● Objective:
Present the data once more in exactly its original form.

● Data records:
* Begin *
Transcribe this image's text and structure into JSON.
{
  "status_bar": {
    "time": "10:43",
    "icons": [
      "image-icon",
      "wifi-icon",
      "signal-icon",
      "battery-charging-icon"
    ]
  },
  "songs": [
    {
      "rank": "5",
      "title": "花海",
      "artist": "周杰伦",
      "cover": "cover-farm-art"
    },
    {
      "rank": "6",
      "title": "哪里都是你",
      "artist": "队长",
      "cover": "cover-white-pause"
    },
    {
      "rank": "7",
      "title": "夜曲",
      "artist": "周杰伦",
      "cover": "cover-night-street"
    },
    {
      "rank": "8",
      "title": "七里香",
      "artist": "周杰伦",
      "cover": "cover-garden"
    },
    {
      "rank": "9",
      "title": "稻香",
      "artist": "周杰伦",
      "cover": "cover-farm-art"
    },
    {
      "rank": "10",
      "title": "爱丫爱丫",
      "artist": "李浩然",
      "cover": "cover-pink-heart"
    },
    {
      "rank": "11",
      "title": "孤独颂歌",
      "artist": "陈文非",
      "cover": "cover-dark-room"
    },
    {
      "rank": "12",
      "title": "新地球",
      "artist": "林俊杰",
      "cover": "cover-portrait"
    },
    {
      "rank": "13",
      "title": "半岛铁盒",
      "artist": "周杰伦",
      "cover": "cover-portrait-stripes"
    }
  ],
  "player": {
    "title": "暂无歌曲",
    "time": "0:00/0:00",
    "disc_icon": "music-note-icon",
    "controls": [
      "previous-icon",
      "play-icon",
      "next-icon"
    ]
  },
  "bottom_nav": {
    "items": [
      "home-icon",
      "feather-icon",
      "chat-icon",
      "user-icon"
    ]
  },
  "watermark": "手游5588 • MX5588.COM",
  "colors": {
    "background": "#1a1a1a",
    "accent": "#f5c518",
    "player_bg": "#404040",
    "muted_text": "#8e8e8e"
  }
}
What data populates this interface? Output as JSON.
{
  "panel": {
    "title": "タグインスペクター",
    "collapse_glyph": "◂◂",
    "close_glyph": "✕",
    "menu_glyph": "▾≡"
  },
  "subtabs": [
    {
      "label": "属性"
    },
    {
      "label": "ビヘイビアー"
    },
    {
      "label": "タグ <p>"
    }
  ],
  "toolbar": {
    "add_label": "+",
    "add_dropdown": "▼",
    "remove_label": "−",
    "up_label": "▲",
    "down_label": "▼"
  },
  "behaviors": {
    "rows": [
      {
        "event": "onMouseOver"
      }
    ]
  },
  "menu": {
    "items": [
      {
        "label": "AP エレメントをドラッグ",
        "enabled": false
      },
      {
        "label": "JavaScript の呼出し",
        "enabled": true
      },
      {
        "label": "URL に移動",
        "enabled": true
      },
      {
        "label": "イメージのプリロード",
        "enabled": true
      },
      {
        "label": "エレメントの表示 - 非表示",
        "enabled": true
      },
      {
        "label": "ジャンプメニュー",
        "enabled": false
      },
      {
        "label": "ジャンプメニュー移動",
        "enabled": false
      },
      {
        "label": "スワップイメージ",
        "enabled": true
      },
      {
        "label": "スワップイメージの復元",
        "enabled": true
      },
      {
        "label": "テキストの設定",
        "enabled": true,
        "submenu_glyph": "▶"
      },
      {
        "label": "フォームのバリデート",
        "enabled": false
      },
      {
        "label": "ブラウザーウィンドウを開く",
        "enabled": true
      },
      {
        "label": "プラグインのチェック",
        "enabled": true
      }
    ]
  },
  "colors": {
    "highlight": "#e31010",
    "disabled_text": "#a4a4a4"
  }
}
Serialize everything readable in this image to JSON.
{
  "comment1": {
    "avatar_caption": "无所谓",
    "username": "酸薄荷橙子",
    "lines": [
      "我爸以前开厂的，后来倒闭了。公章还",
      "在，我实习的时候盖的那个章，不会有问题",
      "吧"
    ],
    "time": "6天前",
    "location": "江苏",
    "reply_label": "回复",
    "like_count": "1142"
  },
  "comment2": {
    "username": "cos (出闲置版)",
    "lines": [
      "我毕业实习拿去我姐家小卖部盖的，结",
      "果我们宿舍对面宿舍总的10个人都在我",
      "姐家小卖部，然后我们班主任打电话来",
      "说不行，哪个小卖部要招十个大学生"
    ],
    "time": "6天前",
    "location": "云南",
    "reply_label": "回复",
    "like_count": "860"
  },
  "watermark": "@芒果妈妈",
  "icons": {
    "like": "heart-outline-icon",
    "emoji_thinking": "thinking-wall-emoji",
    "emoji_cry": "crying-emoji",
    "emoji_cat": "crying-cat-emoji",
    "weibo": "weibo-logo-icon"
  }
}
* End *
● Full response:
Transcribe this image's text and structure into JSON.
{
  "status_bar": {
    "time": "10:43",
    "icons": [
      "image-icon",
      "wifi-icon",
      "signal-icon",
      "battery-charging-icon"
    ]
  },
  "songs": [
    {
      "rank": "5",
      "title": "花海",
      "artist": "周杰伦",
      "cover": "cover-farm-art"
    },
    {
      "rank": "6",
      "title": "哪里都是你",
      "artist": "队长",
      "cover": "cover-white-pause"
    },
    {
      "rank": "7",
      "title": "夜曲",
      "artist": "周杰伦",
      "cover": "cover-night-street"
    },
    {
      "rank": "8",
      "title": "七里香",
      "artist": "周杰伦",
      "cover": "cover-garden"
    },
    {
      "rank": "9",
      "title": "稻香",
      "artist": "周杰伦",
      "cover": "cover-farm-art"
    },
    {
      "rank": "10",
      "title": "爱丫爱丫",
      "artist": "李浩然",
      "cover": "cover-pink-heart"
    },
    {
      "rank": "11",
      "title": "孤独颂歌",
      "artist": "陈文非",
      "cover": "cover-dark-room"
    },
    {
      "rank": "12",
      "title": "新地球",
      "artist": "林俊杰",
      "cover": "cover-portrait"
    },
    {
      "rank": "13",
      "title": "半岛铁盒",
      "artist": "周杰伦",
      "cover": "cover-portrait-stripes"
    }
  ],
  "player": {
    "title": "暂无歌曲",
    "time": "0:00/0:00",
    "disc_icon": "music-note-icon",
    "controls": [
      "previous-icon",
      "play-icon",
      "next-icon"
    ]
  },
  "bottom_nav": {
    "items": [
      "home-icon",
      "feather-icon",
      "chat-icon",
      "user-icon"
    ]
  },
  "watermark": "手游5588 • MX5588.COM",
  "colors": {
    "background": "#1a1a1a",
    "accent": "#f5c518",
    "player_bg": "#404040",
    "muted_text": "#8e8e8e"
  }
}
What data populates this interface? Output as JSON.
{
  "panel": {
    "title": "タグインスペクター",
    "collapse_glyph": "◂◂",
    "close_glyph": "✕",
    "menu_glyph": "▾≡"
  },
  "subtabs": [
    {
      "label": "属性"
    },
    {
      "label": "ビヘイビアー"
    },
    {
      "label": "タグ <p>"
    }
  ],
  "toolbar": {
    "add_label": "+",
    "add_dropdown": "▼",
    "remove_label": "−",
    "up_label": "▲",
    "down_label": "▼"
  },
  "behaviors": {
    "rows": [
      {
        "event": "onMouseOver"
      }
    ]
  },
  "menu": {
    "items": [
      {
        "label": "AP エレメントをドラッグ",
        "enabled": false
      },
      {
        "label": "JavaScript の呼出し",
        "enabled": true
      },
      {
        "label": "URL に移動",
        "enabled": true
      },
      {
        "label": "イメージのプリロード",
        "enabled": true
      },
      {
        "label": "エレメントの表示 - 非表示",
        "enabled": true
      },
      {
        "label": "ジャンプメニュー",
        "enabled": false
      },
      {
        "label": "ジャンプメニュー移動",
        "enabled": false
      },
      {
        "label": "スワップイメージ",
        "enabled": true
      },
      {
        "label": "スワップイメージの復元",
        "enabled": true
      },
      {
        "label": "テキストの設定",
        "enabled": true,
        "submenu_glyph": "▶"
      },
      {
        "label": "フォームのバリデート",
        "enabled": false
      },
      {
        "label": "ブラウザーウィンドウを開く",
        "enabled": true
      },
      {
        "label": "プラグインのチェック",
        "enabled": true
      }
    ]
  },
  "colors": {
    "highlight": "#e31010",
    "disabled_text": "#a4a4a4"
  }
}
Serialize everything readable in this image to JSON.
{
  "comment1": {
    "avatar_caption": "无所谓",
    "username": "酸薄荷橙子",
    "lines": [
      "我爸以前开厂的，后来倒闭了。公章还",
      "在，我实习的时候盖的那个章，不会有问题",
      "吧"
    ],
    "time": "6天前",
    "location": "江苏",
    "reply_label": "回复",
    "like_count": "1142"
  },
  "comment2": {
    "username": "cos (出闲置版)",
    "lines": [
      "我毕业实习拿去我姐家小卖部盖的，结",
      "果我们宿舍对面宿舍总的10个人都在我",
      "姐家小卖部，然后我们班主任打电话来",
      "说不行，哪个小卖部要招十个大学生"
    ],
    "time": "6天前",
    "location": "云南",
    "reply_label": "回复",
    "like_count": "860"
  },
  "watermark": "@芒果妈妈",
  "icons": {
    "like": "heart-outline-icon",
    "emoji_thinking": "thinking-wall-emoji",
    "emoji_cry": "crying-emoji",
    "emoji_cat": "crying-cat-emoji",
    "weibo": "weibo-logo-icon"
  }
}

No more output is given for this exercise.